_MATERIAL PROVIDED_
* * *

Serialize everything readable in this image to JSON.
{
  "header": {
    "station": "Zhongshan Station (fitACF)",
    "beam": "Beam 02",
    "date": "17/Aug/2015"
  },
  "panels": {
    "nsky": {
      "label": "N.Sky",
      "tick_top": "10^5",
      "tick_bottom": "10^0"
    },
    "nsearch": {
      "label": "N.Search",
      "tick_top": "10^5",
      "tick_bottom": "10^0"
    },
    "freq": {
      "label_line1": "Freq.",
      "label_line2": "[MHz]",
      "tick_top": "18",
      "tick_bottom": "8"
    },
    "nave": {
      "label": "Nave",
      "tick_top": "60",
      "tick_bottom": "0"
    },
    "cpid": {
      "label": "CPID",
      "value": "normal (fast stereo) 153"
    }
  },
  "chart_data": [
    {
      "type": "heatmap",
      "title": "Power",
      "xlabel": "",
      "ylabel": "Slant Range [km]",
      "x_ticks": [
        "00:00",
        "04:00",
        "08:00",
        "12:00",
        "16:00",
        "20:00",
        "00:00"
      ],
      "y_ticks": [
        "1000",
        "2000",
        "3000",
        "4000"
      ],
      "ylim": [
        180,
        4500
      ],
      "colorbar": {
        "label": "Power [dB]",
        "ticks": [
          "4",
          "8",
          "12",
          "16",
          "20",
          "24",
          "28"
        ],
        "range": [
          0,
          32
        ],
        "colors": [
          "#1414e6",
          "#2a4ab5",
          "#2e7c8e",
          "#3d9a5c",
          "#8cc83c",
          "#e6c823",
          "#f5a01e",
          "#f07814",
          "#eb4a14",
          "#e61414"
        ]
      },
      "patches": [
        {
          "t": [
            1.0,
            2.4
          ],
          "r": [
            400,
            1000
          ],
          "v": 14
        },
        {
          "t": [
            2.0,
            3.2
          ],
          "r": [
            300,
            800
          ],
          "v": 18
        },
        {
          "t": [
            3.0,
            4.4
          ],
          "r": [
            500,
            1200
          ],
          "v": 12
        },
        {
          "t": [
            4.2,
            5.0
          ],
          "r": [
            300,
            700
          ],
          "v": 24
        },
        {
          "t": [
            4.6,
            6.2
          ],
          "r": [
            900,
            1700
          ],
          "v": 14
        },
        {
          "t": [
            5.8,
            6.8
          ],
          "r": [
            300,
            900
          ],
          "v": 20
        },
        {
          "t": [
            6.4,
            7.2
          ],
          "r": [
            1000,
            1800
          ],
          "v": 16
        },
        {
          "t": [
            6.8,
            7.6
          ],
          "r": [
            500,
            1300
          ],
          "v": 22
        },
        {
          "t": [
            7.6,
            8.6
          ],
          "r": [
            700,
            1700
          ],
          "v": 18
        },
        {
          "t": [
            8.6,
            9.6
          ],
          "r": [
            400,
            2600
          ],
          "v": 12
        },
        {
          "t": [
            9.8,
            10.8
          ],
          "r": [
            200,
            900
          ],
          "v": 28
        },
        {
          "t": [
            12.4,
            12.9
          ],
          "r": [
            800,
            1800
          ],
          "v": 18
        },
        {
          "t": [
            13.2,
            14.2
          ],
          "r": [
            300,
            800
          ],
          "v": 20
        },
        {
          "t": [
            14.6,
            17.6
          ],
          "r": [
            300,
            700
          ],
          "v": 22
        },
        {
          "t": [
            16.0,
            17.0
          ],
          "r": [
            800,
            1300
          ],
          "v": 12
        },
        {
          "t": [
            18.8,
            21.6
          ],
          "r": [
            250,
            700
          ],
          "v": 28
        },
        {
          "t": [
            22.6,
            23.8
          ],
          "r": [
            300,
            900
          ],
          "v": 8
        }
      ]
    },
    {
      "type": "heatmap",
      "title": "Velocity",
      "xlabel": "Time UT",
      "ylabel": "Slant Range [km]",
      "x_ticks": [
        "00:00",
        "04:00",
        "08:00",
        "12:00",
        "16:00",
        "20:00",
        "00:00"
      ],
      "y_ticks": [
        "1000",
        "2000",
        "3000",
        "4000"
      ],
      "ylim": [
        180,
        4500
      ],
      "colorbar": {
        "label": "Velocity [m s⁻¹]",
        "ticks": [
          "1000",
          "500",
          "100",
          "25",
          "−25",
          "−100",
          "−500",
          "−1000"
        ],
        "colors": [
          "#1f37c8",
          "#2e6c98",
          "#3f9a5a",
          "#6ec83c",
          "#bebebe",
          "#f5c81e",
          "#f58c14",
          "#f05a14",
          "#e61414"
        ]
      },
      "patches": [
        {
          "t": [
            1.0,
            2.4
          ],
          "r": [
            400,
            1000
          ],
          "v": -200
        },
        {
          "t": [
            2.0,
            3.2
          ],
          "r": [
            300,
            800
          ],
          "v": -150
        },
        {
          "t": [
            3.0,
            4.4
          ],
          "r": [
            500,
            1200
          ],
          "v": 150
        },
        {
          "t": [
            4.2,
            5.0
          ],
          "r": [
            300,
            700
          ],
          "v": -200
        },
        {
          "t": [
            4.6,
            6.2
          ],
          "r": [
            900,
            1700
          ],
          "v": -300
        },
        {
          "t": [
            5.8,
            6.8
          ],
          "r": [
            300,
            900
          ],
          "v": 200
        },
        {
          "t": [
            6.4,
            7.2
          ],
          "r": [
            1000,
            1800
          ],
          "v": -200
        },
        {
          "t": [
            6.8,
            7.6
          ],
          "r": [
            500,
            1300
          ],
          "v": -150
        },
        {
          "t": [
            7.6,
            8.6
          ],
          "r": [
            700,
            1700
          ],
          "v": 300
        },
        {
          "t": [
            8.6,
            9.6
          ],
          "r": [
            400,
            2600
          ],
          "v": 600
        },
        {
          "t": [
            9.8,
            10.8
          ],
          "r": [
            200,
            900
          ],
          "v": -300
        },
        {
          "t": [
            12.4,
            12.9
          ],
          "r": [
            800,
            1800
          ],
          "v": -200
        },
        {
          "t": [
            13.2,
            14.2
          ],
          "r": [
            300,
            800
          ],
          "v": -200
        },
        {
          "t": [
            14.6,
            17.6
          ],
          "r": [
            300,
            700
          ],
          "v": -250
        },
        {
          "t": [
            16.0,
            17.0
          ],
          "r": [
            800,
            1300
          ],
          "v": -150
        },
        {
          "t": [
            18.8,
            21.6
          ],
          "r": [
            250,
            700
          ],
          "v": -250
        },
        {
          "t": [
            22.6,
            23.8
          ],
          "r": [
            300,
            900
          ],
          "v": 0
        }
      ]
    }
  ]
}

* * *

All records above must be set down exactly, please.

Serialize everything readable in this image to JSON.
{
  "header": {
    "station": "Zhongshan Station (fitACF)",
    "beam": "Beam 02",
    "date": "17/Aug/2015"
  },
  "panels": {
    "nsky": {
      "label": "N.Sky",
      "tick_top": "10^5",
      "tick_bottom": "10^0"
    },
    "nsearch": {
      "label": "N.Search",
      "tick_top": "10^5",
      "tick_bottom": "10^0"
    },
    "freq": {
      "label_line1": "Freq.",
      "label_line2": "[MHz]",
      "tick_top": "18",
      "tick_bottom": "8"
    },
    "nave": {
      "label": "Nave",
      "tick_top": "60",
      "tick_bottom": "0"
    },
    "cpid": {
      "label": "CPID",
      "value": "normal (fast stereo) 153"
    }
  },
  "chart_data": [
    {
      "type": "heatmap",
      "title": "Power",
      "xlabel": "",
      "ylabel": "Slant Range [km]",
      "x_ticks": [
        "00:00",
        "04:00",
        "08:00",
        "12:00",
        "16:00",
        "20:00",
        "00:00"
      ],
      "y_ticks": [
        "1000",
        "2000",
        "3000",
        "4000"
      ],
      "ylim": [
        180,
        4500
      ],
      "colorbar": {
        "label": "Power [dB]",
        "ticks": [
          "4",
          "8",
          "12",
          "16",
          "20",
          "24",
          "28"
        ],
        "range": [
          0,
          32
        ],
        "colors": [
          "#1414e6",
          "#2a4ab5",
          "#2e7c8e",
          "#3d9a5c",
          "#8cc83c",
          "#e6c823",
          "#f5a01e",
          "#f07814",
          "#eb4a14",
          "#e61414"
        ]
      },
      "patches": [
        {
          "t": [
            1.0,
            2.4
          ],
          "r": [
            400,
            1000
          ],
          "v": 14
        },
        {
          "t": [
            2.0,
            3.2
          ],
          "r": [
            300,
            800
          ],
          "v": 18
        },
        {
          "t": [
            3.0,
            4.4
          ],
          "r": [
            500,
            1200
          ],
          "v": 12
        },
        {
          "t": [
            4.2,
            5.0
          ],
          "r": [
            300,
            700
          ],
          "v": 24
        },
        {
          "t": [
            4.6,
            6.2
          ],
          "r": [
            900,
            1700
          ],
          "v": 14
        },
        {
          "t": [
            5.8,
            6.8
          ],
          "r": [
            300,
            900
          ],
          "v": 20
        },
        {
          "t": [
            6.4,
            7.2
          ],
          "r": [
            1000,
            1800
          ],
          "v": 16
        },
        {
          "t": [
            6.8,
            7.6
          ],
          "r": [
            500,
            1300
          ],
          "v": 22
        },
        {
          "t": [
            7.6,
            8.6
          ],
          "r": [
            700,
            1700
          ],
          "v": 18
        },
        {
          "t": [
            8.6,
            9.6
          ],
          "r": [
            400,
            2600
          ],
          "v": 12
        },
        {
          "t": [
            9.8,
            10.8
          ],
          "r": [
            200,
            900
          ],
          "v": 28
        },
        {
          "t": [
            12.4,
            12.9
          ],
          "r": [
            800,
            1800
          ],
          "v": 18
        },
        {
          "t": [
            13.2,
            14.2
          ],
          "r": [
            300,
            800
          ],
          "v": 20
        },
        {
          "t": [
            14.6,
            17.6
          ],
          "r": [
            300,
            700
          ],
          "v": 22
        },
        {
          "t": [
            16.0,
            17.0
          ],
          "r": [
            800,
            1300
          ],
          "v": 12
        },
        {
          "t": [
            18.8,
            21.6
          ],
          "r": [
            250,
            700
          ],
          "v": 28
        },
        {
          "t": [
            22.6,
            23.8
          ],
          "r": [
            300,
            900
          ],
          "v": 8
        }
      ]
    },
    {
      "type": "heatmap",
      "title": "Velocity",
      "xlabel": "Time UT",
      "ylabel": "Slant Range [km]",
      "x_ticks": [
        "00:00",
        "04:00",
        "08:00",
        "12:00",
        "16:00",
        "20:00",
        "00:00"
      ],
      "y_ticks": [
        "1000",
        "2000",
        "3000",
        "4000"
      ],
      "ylim": [
        180,
        4500
      ],
      "colorbar": {
        "label": "Velocity [m s⁻¹]",
        "ticks": [
          "1000",
          "500",
          "100",
          "25",
          "−25",
          "−100",
          "−500",
          "−1000"
        ],
        "colors": [
          "#1f37c8",
          "#2e6c98",
          "#3f9a5a",
          "#6ec83c",
          "#bebebe",
          "#f5c81e",
          "#f58c14",
          "#f05a14",
          "#e61414"
        ]
      },
      "patches": [
        {
          "t": [
            1.0,
            2.4
          ],
          "r": [
            400,
            1000
          ],
          "v": -200
        },
        {
          "t": [
            2.0,
            3.2
          ],
          "r": [
            300,
            800
          ],
          "v": -150
        },
        {
          "t": [
            3.0,
            4.4
          ],
          "r": [
            500,
            1200
          ],
          "v": 150
        },
        {
          "t": [
            4.2,
            5.0
          ],
          "r": [
            300,
            700
          ],
          "v": -200
        },
        {
          "t": [
            4.6,
            6.2
          ],
          "r": [
            900,
            1700
          ],
          "v": -300
        },
        {
          "t": [
            5.8,
            6.8
          ],
          "r": [
            300,
            900
          ],
          "v": 200
        },
        {
          "t": [
            6.4,
            7.2
          ],
          "r": [
            1000,
            1800
          ],
          "v": -200
        },
        {
          "t": [
            6.8,
            7.6
          ],
          "r": [
            500,
            1300
          ],
          "v": -150
        },
        {
          "t": [
            7.6,
            8.6
          ],
          "r": [
            700,
            1700
          ],
          "v": 300
        },
        {
          "t": [
            8.6,
            9.6
          ],
          "r": [
            400,
            2600
          ],
          "v": 600
        },
        {
          "t": [
            9.8,
            10.8
          ],
          "r": [
            200,
            900
          ],
          "v": -300
        },
        {
          "t": [
            12.4,
            12.9
          ],
          "r": [
            800,
            1800
          ],
          "v": -200
        },
        {
          "t": [
            13.2,
            14.2
          ],
          "r": [
            300,
            800
          ],
          "v": -200
        },
        {
          "t": [
            14.6,
            17.6
          ],
          "r": [
            300,
            700
          ],
          "v": -250
        },
        {
          "t": [
            16.0,
            17.0
          ],
          "r": [
            800,
            1300
          ],
          "v": -150
        },
        {
          "t": [
            18.8,
            21.6
          ],
          "r": [
            250,
            700
          ],
          "v": -250
        },
        {
          "t": [
            22.6,
            23.8
          ],
          "r": [
            300,
            900
          ],
          "v": 0
        }
      ]
    }
  ]
}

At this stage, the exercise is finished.